Challenge 1.
Using the Serbia travel piece, answer each of the following:
(a) In what year is Serbia's membership in the European Union expected?
(b) According to the text, which population lives in the north of the country?
(c) In which two scripts are Belgrade's street signs written?
Challenge 2. Give the records as a numbered list with blank lines left out, running from the first line of the records up to and including the line that contains "scatter-cell <box>259 340 262 344</box>".

Traveling To Serbia: Travel Advice For The Solo Woman

There’s something about Serbia, but that ‘something’ can be hard to figure out.

One thing I do know: Serbia’s time is coming around again. After nearly a decade of war during the breakup of Yugoslavia (to which Serbia belonged) and intense efforts to leave the past behind, this small country in the heart of the Balkans is open for visitors (although it still has a bit of sprucing up to do).

travel Serbia - architectural gems
Architecture – a feast for the eyes when you travel to Serbia
Communist architecture in Serbia
Monumental communist buildings are at least as common as delicate historical ones

If you’re nostalgic for decrepit Communist infrastructure surrounded by edgy European energy, you’ll love being in Serbia (especially in its capital, Belgrade): part Balkan, part Slav and part Austro-Hungarian Empire, you couldn’t mix it up more if you used a cocktail shaker.

That meld is reflected in many areas… In the architecture, which ranges from lugubrious Stalinist to whimsical Art Nouveau, with a few pit stops in banal modernism. You’ll also see it in the ethnic diversity of parts of the country – the large Roma populations in the east, Hungarians in the north and Albanians in Kosovo.

But I’m still grasping at straws because, Serbia, you continue to elude me and I can’t quite begin to describe you.

Perhaps the easiest way is to say Serbia has one toe in the East, and another in the West. For example, street signs in Belgrade are in both Cyrillic (the Russian alphabet) and our own Latin script, as though the country were hedging its bets. And while many Serbs are Slavs and speak Russian, few conversations take place without mention of the much-awaited membership in the European Union (expected in 2025).

Serbia is nothing if not confusing.



Belgrade, like the country around it, is difficult to pin down.

It’s not a capital of sweeping vistas or irresistible monuments. Once you’ve seen the “official tourist attractions”, you might think it’s time to push on, but you’d be mistaken. Belgrade grows on you, quietly insinuating itself into your life until you’ve adopted a daily routine without even noticing. A week in, I had the uncanny feeling I lived there.

It’s not that there aren’t plenty of things to do in Belgrade – there’s a lot to see. You can walk around the city on your own, jump on and off the tram or take one of the many Belgrade tours on offer.

I did put on my tourist robes and tremendously enjoyed these sights.

Material for the task.
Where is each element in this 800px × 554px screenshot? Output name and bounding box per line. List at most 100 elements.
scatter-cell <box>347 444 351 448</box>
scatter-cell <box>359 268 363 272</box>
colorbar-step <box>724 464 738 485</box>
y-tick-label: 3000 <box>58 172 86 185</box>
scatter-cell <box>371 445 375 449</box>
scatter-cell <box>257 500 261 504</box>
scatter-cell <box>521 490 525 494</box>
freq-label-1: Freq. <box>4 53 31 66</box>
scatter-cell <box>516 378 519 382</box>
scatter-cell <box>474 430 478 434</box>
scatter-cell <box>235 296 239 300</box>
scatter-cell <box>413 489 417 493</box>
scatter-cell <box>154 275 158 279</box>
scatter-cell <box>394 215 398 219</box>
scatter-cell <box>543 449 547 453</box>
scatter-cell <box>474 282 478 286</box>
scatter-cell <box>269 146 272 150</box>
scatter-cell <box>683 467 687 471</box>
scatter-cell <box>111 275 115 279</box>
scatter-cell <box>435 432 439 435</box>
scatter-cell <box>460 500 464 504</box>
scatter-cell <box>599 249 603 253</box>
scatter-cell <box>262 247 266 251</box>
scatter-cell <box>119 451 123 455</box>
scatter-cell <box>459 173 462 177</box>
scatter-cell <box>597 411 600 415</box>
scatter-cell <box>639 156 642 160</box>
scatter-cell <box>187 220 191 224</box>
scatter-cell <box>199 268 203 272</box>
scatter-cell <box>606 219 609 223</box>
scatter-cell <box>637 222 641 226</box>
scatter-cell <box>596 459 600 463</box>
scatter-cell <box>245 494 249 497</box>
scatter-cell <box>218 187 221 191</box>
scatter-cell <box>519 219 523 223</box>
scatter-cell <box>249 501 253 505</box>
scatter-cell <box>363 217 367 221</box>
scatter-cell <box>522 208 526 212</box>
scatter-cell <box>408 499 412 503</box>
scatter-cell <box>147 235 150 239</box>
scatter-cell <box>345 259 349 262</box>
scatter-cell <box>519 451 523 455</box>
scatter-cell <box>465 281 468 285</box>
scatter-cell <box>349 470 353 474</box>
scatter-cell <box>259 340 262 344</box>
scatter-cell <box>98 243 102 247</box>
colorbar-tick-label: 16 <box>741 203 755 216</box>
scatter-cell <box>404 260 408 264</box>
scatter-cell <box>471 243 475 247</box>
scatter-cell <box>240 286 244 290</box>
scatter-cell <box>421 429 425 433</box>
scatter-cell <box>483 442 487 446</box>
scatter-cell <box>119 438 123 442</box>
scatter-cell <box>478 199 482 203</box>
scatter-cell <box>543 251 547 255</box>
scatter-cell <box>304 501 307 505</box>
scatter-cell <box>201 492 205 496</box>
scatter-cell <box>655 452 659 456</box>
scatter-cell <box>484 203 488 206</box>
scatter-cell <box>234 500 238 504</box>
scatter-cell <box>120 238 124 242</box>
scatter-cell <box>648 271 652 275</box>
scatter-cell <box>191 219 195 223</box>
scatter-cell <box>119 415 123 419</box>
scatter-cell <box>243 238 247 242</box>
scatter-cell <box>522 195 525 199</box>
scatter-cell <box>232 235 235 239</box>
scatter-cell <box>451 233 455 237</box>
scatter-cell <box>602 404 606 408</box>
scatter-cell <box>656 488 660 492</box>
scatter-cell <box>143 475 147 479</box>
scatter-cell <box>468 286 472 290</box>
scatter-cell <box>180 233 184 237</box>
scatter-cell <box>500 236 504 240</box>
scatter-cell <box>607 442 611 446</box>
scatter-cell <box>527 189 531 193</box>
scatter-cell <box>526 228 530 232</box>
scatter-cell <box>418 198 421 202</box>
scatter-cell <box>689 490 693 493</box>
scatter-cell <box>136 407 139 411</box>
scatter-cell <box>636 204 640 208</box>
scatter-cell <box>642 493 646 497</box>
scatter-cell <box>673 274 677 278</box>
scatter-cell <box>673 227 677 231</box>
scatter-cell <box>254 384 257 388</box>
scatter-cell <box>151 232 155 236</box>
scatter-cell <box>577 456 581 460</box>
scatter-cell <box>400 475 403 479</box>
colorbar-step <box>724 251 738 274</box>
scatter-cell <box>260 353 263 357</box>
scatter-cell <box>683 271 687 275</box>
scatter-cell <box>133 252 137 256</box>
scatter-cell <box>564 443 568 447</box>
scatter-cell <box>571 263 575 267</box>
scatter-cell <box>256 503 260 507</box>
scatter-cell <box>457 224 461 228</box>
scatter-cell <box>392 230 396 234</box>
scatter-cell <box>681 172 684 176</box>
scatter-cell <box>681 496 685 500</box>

Full response 1.
(a) 2025
(b) Hungarians
(c) Cyrillic and Latin

Full response 2.
1. Where is each element in this 800px × 554px screenshot? Output name and bounding box per line. List at most 100 elements.
2. scatter-cell <box>347 444 351 448</box>
3. scatter-cell <box>359 268 363 272</box>
4. colorbar-step <box>724 464 738 485</box>
5. y-tick-label: 3000 <box>58 172 86 185</box>
6. scatter-cell <box>371 445 375 449</box>
7. scatter-cell <box>257 500 261 504</box>
8. scatter-cell <box>521 490 525 494</box>
9. freq-label-1: Freq. <box>4 53 31 66</box>
10. scatter-cell <box>516 378 519 382</box>
11. scatter-cell <box>474 430 478 434</box>
12. scatter-cell <box>235 296 239 300</box>
13. scatter-cell <box>413 489 417 493</box>
14. scatter-cell <box>154 275 158 279</box>
15. scatter-cell <box>394 215 398 219</box>
16. scatter-cell <box>543 449 547 453</box>
17. scatter-cell <box>474 282 478 286</box>
18. scatter-cell <box>269 146 272 150</box>
19. scatter-cell <box>683 467 687 471</box>
20. scatter-cell <box>111 275 115 279</box>
21. scatter-cell <box>435 432 439 435</box>
22. scatter-cell <box>460 500 464 504</box>
23. scatter-cell <box>599 249 603 253</box>
24. scatter-cell <box>262 247 266 251</box>
25. scatter-cell <box>119 451 123 455</box>
26. scatter-cell <box>459 173 462 177</box>
27. scatter-cell <box>597 411 600 415</box>
28. scatter-cell <box>639 156 642 160</box>
29. scatter-cell <box>187 220 191 224</box>
30. scatter-cell <box>199 268 203 272</box>
31. scatter-cell <box>606 219 609 223</box>
32. scatter-cell <box>637 222 641 226</box>
33. scatter-cell <box>596 459 600 463</box>
34. scatter-cell <box>245 494 249 497</box>
35. scatter-cell <box>218 187 221 191</box>
36. scatter-cell <box>519 219 523 223</box>
37. scatter-cell <box>249 501 253 505</box>
38. scatter-cell <box>363 217 367 221</box>
39. scatter-cell <box>522 208 526 212</box>
40. scatter-cell <box>408 499 412 503</box>
41. scatter-cell <box>147 235 150 239</box>
42. scatter-cell <box>345 259 349 262</box>
43. scatter-cell <box>519 451 523 455</box>
44. scatter-cell <box>465 281 468 285</box>
45. scatter-cell <box>349 470 353 474</box>
46. scatter-cell <box>259 340 262 344</box>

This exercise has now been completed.